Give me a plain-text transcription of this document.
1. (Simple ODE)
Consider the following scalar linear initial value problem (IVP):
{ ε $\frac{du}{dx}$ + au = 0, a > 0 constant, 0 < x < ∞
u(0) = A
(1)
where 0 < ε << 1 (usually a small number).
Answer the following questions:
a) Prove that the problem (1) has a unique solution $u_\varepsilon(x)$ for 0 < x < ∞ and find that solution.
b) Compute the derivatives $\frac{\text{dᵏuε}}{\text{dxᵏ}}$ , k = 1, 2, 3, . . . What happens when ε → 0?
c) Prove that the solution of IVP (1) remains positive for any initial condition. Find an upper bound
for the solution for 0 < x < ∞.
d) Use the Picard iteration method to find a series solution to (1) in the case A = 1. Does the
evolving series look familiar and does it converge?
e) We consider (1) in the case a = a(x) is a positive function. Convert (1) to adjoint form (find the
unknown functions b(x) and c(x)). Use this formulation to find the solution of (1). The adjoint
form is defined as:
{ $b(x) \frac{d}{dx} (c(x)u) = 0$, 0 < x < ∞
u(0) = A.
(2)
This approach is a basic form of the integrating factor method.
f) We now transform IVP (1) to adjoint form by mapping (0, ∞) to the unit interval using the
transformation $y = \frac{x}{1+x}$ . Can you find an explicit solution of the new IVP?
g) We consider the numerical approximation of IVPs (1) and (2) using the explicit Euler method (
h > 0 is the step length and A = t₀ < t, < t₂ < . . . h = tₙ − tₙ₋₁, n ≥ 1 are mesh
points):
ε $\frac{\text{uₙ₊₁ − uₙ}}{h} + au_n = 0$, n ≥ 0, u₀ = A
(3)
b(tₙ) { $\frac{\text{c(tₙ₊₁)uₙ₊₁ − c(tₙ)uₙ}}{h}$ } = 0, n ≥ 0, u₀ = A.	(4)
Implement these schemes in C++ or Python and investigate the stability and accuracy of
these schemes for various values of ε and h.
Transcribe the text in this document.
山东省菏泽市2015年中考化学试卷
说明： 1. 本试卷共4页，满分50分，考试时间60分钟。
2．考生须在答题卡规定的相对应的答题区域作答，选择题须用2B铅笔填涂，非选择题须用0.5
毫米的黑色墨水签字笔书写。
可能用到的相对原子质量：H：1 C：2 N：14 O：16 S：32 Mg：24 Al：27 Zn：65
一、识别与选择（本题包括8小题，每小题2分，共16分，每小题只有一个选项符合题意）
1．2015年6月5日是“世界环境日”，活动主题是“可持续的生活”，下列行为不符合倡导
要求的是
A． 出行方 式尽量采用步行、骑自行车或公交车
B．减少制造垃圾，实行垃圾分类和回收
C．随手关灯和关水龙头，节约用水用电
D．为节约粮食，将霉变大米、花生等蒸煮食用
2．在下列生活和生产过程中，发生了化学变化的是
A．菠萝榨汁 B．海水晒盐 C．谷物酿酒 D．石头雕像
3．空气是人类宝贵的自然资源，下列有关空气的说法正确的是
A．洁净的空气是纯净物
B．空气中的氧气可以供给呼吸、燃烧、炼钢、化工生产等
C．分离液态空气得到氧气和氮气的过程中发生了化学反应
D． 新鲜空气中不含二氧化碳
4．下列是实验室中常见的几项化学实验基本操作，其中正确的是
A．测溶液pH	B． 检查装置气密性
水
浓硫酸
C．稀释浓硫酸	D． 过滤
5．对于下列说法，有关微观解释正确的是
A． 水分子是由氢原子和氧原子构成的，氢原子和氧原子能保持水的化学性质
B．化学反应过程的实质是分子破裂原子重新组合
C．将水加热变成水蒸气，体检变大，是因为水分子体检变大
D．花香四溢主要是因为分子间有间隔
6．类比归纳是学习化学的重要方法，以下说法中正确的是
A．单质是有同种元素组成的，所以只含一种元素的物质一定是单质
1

——

THE PROBLEM » Search the entries for the word "initial", then list each line that holds it.

EXERCISE ANSWER »
Consider the following scalar linear initial value problem (IVP):
c) Prove that the solution of IVP (1) remains positive for any initial condition. Find an upper bound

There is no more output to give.